- EXERCISE AIM -
Print all entries word for word.

- PROVIDED RECORDS -
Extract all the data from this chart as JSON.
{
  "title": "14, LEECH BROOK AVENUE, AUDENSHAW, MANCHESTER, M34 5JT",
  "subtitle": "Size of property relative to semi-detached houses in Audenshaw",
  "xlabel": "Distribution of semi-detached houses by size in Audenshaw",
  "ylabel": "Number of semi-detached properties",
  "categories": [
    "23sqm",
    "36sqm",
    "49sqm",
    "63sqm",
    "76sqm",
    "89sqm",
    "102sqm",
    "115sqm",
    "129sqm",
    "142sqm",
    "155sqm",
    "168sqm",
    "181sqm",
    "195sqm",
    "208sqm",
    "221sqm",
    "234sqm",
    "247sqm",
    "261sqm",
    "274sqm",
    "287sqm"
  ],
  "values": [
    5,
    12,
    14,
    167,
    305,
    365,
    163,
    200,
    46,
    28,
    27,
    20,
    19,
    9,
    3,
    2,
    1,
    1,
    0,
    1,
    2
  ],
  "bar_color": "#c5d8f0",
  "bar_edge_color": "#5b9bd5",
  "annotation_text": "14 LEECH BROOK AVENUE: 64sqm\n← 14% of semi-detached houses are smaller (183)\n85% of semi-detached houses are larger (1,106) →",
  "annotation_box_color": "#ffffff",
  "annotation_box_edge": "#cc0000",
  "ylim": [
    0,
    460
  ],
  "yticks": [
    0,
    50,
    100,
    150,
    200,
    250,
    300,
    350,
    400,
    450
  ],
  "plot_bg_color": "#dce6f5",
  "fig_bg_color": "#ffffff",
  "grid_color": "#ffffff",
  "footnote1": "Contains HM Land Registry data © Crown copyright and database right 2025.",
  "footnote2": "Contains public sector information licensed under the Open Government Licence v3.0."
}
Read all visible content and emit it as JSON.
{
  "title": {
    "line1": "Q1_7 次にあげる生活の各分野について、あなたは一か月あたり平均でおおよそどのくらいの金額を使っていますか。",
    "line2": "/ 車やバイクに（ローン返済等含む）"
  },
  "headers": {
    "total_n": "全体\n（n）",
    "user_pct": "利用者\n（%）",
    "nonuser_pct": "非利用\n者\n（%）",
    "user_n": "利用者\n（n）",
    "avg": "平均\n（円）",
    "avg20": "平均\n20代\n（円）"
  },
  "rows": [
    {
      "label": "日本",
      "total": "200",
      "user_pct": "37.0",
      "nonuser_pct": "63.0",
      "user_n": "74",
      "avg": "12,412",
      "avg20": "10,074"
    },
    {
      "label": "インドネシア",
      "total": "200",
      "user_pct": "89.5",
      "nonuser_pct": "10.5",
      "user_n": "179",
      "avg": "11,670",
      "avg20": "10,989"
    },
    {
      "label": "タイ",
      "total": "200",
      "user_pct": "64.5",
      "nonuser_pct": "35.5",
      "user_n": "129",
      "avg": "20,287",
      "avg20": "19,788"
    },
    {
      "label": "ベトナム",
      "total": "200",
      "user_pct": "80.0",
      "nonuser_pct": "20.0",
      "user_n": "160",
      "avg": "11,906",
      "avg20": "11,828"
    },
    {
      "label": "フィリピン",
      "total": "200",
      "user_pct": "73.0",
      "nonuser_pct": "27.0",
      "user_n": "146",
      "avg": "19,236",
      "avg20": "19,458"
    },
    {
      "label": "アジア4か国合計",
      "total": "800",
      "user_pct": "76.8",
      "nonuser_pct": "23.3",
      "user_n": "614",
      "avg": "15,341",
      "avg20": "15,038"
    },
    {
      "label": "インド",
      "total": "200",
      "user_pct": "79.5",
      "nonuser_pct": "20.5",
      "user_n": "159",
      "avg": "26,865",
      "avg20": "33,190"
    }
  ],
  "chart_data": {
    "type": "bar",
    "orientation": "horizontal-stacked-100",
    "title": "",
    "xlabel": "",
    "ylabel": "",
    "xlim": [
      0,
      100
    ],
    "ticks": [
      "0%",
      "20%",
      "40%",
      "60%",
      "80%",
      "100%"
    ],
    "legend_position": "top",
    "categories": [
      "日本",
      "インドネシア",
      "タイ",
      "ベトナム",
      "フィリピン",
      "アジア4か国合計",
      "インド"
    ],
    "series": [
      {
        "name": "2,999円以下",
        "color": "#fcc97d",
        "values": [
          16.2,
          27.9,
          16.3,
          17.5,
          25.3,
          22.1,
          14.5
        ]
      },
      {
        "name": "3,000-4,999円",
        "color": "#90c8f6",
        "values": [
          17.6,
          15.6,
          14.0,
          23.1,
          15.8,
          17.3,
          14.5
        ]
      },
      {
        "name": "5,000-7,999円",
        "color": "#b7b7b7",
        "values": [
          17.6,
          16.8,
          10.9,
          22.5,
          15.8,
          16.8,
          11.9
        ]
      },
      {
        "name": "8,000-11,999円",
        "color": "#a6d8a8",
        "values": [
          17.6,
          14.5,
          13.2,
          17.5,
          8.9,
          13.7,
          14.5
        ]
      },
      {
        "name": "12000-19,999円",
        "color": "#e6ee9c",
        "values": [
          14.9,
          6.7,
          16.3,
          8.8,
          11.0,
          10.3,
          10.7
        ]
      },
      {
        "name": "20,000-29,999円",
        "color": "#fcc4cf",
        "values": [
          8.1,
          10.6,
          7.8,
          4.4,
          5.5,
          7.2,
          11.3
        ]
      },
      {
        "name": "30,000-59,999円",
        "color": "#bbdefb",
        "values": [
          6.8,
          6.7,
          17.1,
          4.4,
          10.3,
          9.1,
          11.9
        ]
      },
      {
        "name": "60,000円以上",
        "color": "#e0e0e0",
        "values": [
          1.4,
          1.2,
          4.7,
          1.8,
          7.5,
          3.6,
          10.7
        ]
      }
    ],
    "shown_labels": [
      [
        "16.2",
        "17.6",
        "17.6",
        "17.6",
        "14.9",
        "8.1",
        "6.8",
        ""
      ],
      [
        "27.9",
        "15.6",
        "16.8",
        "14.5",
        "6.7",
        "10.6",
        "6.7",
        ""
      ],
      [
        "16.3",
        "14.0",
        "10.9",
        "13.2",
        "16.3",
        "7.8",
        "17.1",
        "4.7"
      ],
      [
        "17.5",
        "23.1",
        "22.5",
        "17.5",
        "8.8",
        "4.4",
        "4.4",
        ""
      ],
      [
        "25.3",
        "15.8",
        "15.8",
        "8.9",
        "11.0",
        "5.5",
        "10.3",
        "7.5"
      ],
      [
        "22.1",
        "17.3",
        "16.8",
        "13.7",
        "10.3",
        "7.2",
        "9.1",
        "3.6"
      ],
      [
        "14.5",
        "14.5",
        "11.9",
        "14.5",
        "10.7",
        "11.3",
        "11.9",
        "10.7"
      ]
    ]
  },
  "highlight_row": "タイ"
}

- ANSWER FOR THE TASK -
Extract all the data from this chart as JSON.
{
  "title": "14, LEECH BROOK AVENUE, AUDENSHAW, MANCHESTER, M34 5JT",
  "subtitle": "Size of property relative to semi-detached houses in Audenshaw",
  "xlabel": "Distribution of semi-detached houses by size in Audenshaw",
  "ylabel": "Number of semi-detached properties",
  "categories": [
    "23sqm",
    "36sqm",
    "49sqm",
    "63sqm",
    "76sqm",
    "89sqm",
    "102sqm",
    "115sqm",
    "129sqm",
    "142sqm",
    "155sqm",
    "168sqm",
    "181sqm",
    "195sqm",
    "208sqm",
    "221sqm",
    "234sqm",
    "247sqm",
    "261sqm",
    "274sqm",
    "287sqm"
  ],
  "values": [
    5,
    12,
    14,
    167,
    305,
    365,
    163,
    200,
    46,
    28,
    27,
    20,
    19,
    9,
    3,
    2,
    1,
    1,
    0,
    1,
    2
  ],
  "bar_color": "#c5d8f0",
  "bar_edge_color": "#5b9bd5",
  "annotation_text": "14 LEECH BROOK AVENUE: 64sqm\n← 14% of semi-detached houses are smaller (183)\n85% of semi-detached houses are larger (1,106) →",
  "annotation_box_color": "#ffffff",
  "annotation_box_edge": "#cc0000",
  "ylim": [
    0,
    460
  ],
  "yticks": [
    0,
    50,
    100,
    150,
    200,
    250,
    300,
    350,
    400,
    450
  ],
  "plot_bg_color": "#dce6f5",
  "fig_bg_color": "#ffffff",
  "grid_color": "#ffffff",
  "footnote1": "Contains HM Land Registry data © Crown copyright and database right 2025.",
  "footnote2": "Contains public sector information licensed under the Open Government Licence v3.0."
}
Read all visible content and emit it as JSON.
{
  "title": {
    "line1": "Q1_7 次にあげる生活の各分野について、あなたは一か月あたり平均でおおよそどのくらいの金額を使っていますか。",
    "line2": "/ 車やバイクに（ローン返済等含む）"
  },
  "headers": {
    "total_n": "全体\n（n）",
    "user_pct": "利用者\n（%）",
    "nonuser_pct": "非利用\n者\n（%）",
    "user_n": "利用者\n（n）",
    "avg": "平均\n（円）",
    "avg20": "平均\n20代\n（円）"
  },
  "rows": [
    {
      "label": "日本",
      "total": "200",
      "user_pct": "37.0",
      "nonuser_pct": "63.0",
      "user_n": "74",
      "avg": "12,412",
      "avg20": "10,074"
    },
    {
      "label": "インドネシア",
      "total": "200",
      "user_pct": "89.5",
      "nonuser_pct": "10.5",
      "user_n": "179",
      "avg": "11,670",
      "avg20": "10,989"
    },
    {
      "label": "タイ",
      "total": "200",
      "user_pct": "64.5",
      "nonuser_pct": "35.5",
      "user_n": "129",
      "avg": "20,287",
      "avg20": "19,788"
    },
    {
      "label": "ベトナム",
      "total": "200",
      "user_pct": "80.0",
      "nonuser_pct": "20.0",
      "user_n": "160",
      "avg": "11,906",
      "avg20": "11,828"
    },
    {
      "label": "フィリピン",
      "total": "200",
      "user_pct": "73.0",
      "nonuser_pct": "27.0",
      "user_n": "146",
      "avg": "19,236",
      "avg20": "19,458"
    },
    {
      "label": "アジア4か国合計",
      "total": "800",
      "user_pct": "76.8",
      "nonuser_pct": "23.3",
      "user_n": "614",
      "avg": "15,341",
      "avg20": "15,038"
    },
    {
      "label": "インド",
      "total": "200",
      "user_pct": "79.5",
      "nonuser_pct": "20.5",
      "user_n": "159",
      "avg": "26,865",
      "avg20": "33,190"
    }
  ],
  "chart_data": {
    "type": "bar",
    "orientation": "horizontal-stacked-100",
    "title": "",
    "xlabel": "",
    "ylabel": "",
    "xlim": [
      0,
      100
    ],
    "ticks": [
      "0%",
      "20%",
      "40%",
      "60%",
      "80%",
      "100%"
    ],
    "legend_position": "top",
    "categories": [
      "日本",
      "インドネシア",
      "タイ",
      "ベトナム",
      "フィリピン",
      "アジア4か国合計",
      "インド"
    ],
    "series": [
      {
        "name": "2,999円以下",
        "color": "#fcc97d",
        "values": [
          16.2,
          27.9,
          16.3,
          17.5,
          25.3,
          22.1,
          14.5
        ]
      },
      {
        "name": "3,000-4,999円",
        "color": "#90c8f6",
        "values": [
          17.6,
          15.6,
          14.0,
          23.1,
          15.8,
          17.3,
          14.5
        ]
      },
      {
        "name": "5,000-7,999円",
        "color": "#b7b7b7",
        "values": [
          17.6,
          16.8,
          10.9,
          22.5,
          15.8,
          16.8,
          11.9
        ]
      },
      {
        "name": "8,000-11,999円",
        "color": "#a6d8a8",
        "values": [
          17.6,
          14.5,
          13.2,
          17.5,
          8.9,
          13.7,
          14.5
        ]
      },
      {
        "name": "12000-19,999円",
        "color": "#e6ee9c",
        "values": [
          14.9,
          6.7,
          16.3,
          8.8,
          11.0,
          10.3,
          10.7
        ]
      },
      {
        "name": "20,000-29,999円",
        "color": "#fcc4cf",
        "values": [
          8.1,
          10.6,
          7.8,
          4.4,
          5.5,
          7.2,
          11.3
        ]
      },
      {
        "name": "30,000-59,999円",
        "color": "#bbdefb",
        "values": [
          6.8,
          6.7,
          17.1,
          4.4,
          10.3,
          9.1,
          11.9
        ]
      },
      {
        "name": "60,000円以上",
        "color": "#e0e0e0",
        "values": [
          1.4,
          1.2,
          4.7,
          1.8,
          7.5,
          3.6,
          10.7
        ]
      }
    ],
    "shown_labels": [
      [
        "16.2",
        "17.6",
        "17.6",
        "17.6",
        "14.9",
        "8.1",
        "6.8",
        ""
      ],
      [
        "27.9",
        "15.6",
        "16.8",
        "14.5",
        "6.7",
        "10.6",
        "6.7",
        ""
      ],
      [
        "16.3",
        "14.0",
        "10.9",
        "13.2",
        "16.3",
        "7.8",
        "17.1",
        "4.7"
      ],
      [
        "17.5",
        "23.1",
        "22.5",
        "17.5",
        "8.8",
        "4.4",
        "4.4",
        ""
      ],
      [
        "25.3",
        "15.8",
        "15.8",
        "8.9",
        "11.0",
        "5.5",
        "10.3",
        "7.5"
      ],
      [
        "22.1",
        "17.3",
        "16.8",
        "13.7",
        "10.3",
        "7.2",
        "9.1",
        "3.6"
      ],
      [
        "14.5",
        "14.5",
        "11.9",
        "14.5",
        "10.7",
        "11.3",
        "11.9",
        "10.7"
      ]
    ]
  },
  "highlight_row": "タイ"
}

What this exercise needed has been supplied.